+++ EXTRACTED RECORDS +++

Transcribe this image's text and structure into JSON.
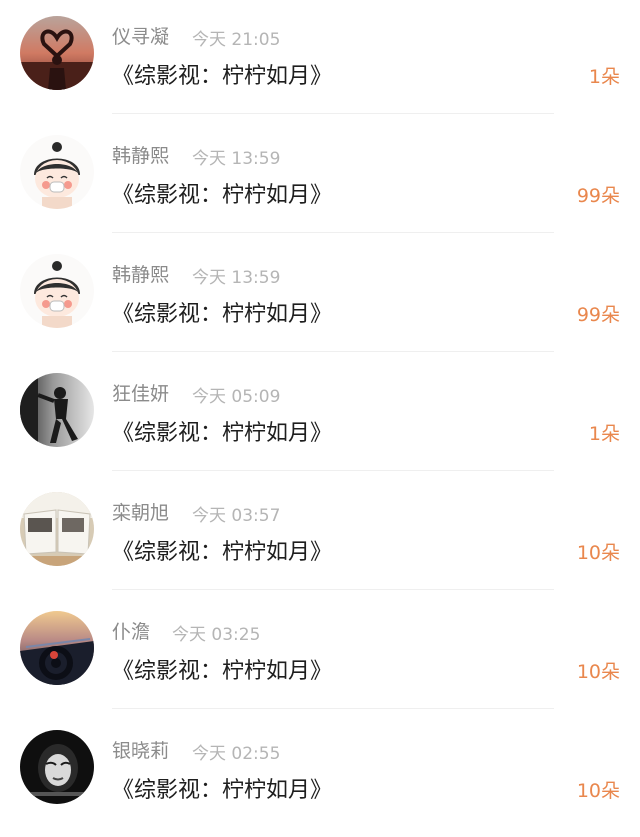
{
  "items": [
    {
      "name": "仪寻凝",
      "time": "今天 21:05",
      "title": "《综影视：柠柠如月》",
      "count": "1朵",
      "avatar": "silhouette-heart-sunset-avatar"
    },
    {
      "name": "韩静熙",
      "time": "今天 13:59",
      "title": "《综影视：柠柠如月》",
      "count": "99朵",
      "avatar": "cartoon-girl-avatar"
    },
    {
      "name": "韩静熙",
      "time": "今天 13:59",
      "title": "《综影视：柠柠如月》",
      "count": "99朵",
      "avatar": "cartoon-girl-avatar"
    },
    {
      "name": "狂佳妍",
      "time": "今天 05:09",
      "title": "《综影视：柠柠如月》",
      "count": "1朵",
      "avatar": "bw-person-leaning-avatar"
    },
    {
      "name": "栾朝旭",
      "time": "今天 03:57",
      "title": "《综影视：柠柠如月》",
      "count": "10朵",
      "avatar": "open-book-avatar"
    },
    {
      "name": "仆澹",
      "time": "今天 03:25",
      "title": "《综影视：柠柠如月》",
      "count": "10朵",
      "avatar": "car-steering-wheel-avatar"
    },
    {
      "name": "银晓莉",
      "time": "今天 02:55",
      "title": "《综影视：柠柠如月》",
      "count": "10朵",
      "avatar": "bw-woman-portrait-avatar"
    }
  ],
  "colors": {
    "name": "#8b8b8b",
    "time": "#b5b5b5",
    "title": "#1e1e1e",
    "count": "#e9874d",
    "divider": "#efefef"
  }
}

+++

→ **WHAT TO DO**
Each line of the data should be quoted exactly, with pictures left out.

→ **COMPLETE RESPONSE**
Transcribe this image's text and structure into JSON.
{
  "items": [
    {
      "name": "仪寻凝",
      "time": "今天 21:05",
      "title": "《综影视：柠柠如月》",
      "count": "1朵",
      "avatar": "silhouette-heart-sunset-avatar"
    },
    {
      "name": "韩静熙",
      "time": "今天 13:59",
      "title": "《综影视：柠柠如月》",
      "count": "99朵",
      "avatar": "cartoon-girl-avatar"
    },
    {
      "name": "韩静熙",
      "time": "今天 13:59",
      "title": "《综影视：柠柠如月》",
      "count": "99朵",
      "avatar": "cartoon-girl-avatar"
    },
    {
      "name": "狂佳妍",
      "time": "今天 05:09",
      "title": "《综影视：柠柠如月》",
      "count": "1朵",
      "avatar": "bw-person-leaning-avatar"
    },
    {
      "name": "栾朝旭",
      "time": "今天 03:57",
      "title": "《综影视：柠柠如月》",
      "count": "10朵",
      "avatar": "open-book-avatar"
    },
    {
      "name": "仆澹",
      "time": "今天 03:25",
      "title": "《综影视：柠柠如月》",
      "count": "10朵",
      "avatar": "car-steering-wheel-avatar"
    },
    {
      "name": "银晓莉",
      "time": "今天 02:55",
      "title": "《综影视：柠柠如月》",
      "count": "10朵",
      "avatar": "bw-woman-portrait-avatar"
    }
  ],
  "colors": {
    "name": "#8b8b8b",
    "time": "#b5b5b5",
    "title": "#1e1e1e",
    "count": "#e9874d",
    "divider": "#efefef"
  }
}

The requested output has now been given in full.